- [Objective] Can you output the records below exactly as they are written?

[Saved data entries]
•••

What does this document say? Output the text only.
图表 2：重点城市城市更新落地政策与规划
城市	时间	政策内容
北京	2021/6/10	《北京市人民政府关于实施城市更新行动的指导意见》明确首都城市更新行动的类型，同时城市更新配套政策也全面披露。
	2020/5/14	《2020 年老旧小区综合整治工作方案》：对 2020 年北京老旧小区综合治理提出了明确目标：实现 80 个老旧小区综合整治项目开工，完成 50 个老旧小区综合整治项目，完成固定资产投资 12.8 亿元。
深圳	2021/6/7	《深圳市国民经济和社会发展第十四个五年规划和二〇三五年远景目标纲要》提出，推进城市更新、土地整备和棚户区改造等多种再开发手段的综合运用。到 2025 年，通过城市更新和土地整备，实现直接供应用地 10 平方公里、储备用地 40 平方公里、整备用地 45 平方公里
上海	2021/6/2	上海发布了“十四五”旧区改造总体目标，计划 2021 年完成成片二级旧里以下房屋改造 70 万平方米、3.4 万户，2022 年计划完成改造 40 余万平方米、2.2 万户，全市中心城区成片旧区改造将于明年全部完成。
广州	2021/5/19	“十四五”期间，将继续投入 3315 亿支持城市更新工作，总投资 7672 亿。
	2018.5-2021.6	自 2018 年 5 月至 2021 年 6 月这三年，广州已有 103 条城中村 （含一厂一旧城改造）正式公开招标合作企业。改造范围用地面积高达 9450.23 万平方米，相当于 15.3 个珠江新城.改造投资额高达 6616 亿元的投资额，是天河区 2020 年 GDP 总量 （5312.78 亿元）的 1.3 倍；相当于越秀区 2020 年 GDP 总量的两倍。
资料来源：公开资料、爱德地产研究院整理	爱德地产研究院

•••

- [Output for this exercise]
What does this document say? Output the text only.
图表 2：重点城市城市更新落地政策与规划
城市	时间	政策内容
北京	2021/6/10	《北京市人民政府关于实施城市更新行动的指导意见》明确首都城市更新行动的类型，同时城市更新配套政策也全面披露。
	2020/5/14	《2020 年老旧小区综合整治工作方案》：对 2020 年北京老旧小区综合治理提出了明确目标：实现 80 个老旧小区综合整治项目开工，完成 50 个老旧小区综合整治项目，完成固定资产投资 12.8 亿元。
深圳	2021/6/7	《深圳市国民经济和社会发展第十四个五年规划和二〇三五年远景目标纲要》提出，推进城市更新、土地整备和棚户区改造等多种再开发手段的综合运用。到 2025 年，通过城市更新和土地整备，实现直接供应用地 10 平方公里、储备用地 40 平方公里、整备用地 45 平方公里
上海	2021/6/2	上海发布了“十四五”旧区改造总体目标，计划 2021 年完成成片二级旧里以下房屋改造 70 万平方米、3.4 万户，2022 年计划完成改造 40 余万平方米、2.2 万户，全市中心城区成片旧区改造将于明年全部完成。
广州	2021/5/19	“十四五”期间，将继续投入 3315 亿支持城市更新工作，总投资 7672 亿。
	2018.5-2021.6	自 2018 年 5 月至 2021 年 6 月这三年，广州已有 103 条城中村 （含一厂一旧城改造）正式公开招标合作企业。改造范围用地面积高达 9450.23 万平方米，相当于 15.3 个珠江新城.改造投资额高达 6616 亿元的投资额，是天河区 2020 年 GDP 总量 （5312.78 亿元）的 1.3 倍；相当于越秀区 2020 年 GDP 总量的两倍。
资料来源：公开资料、爱德地产研究院整理	爱德地产研究院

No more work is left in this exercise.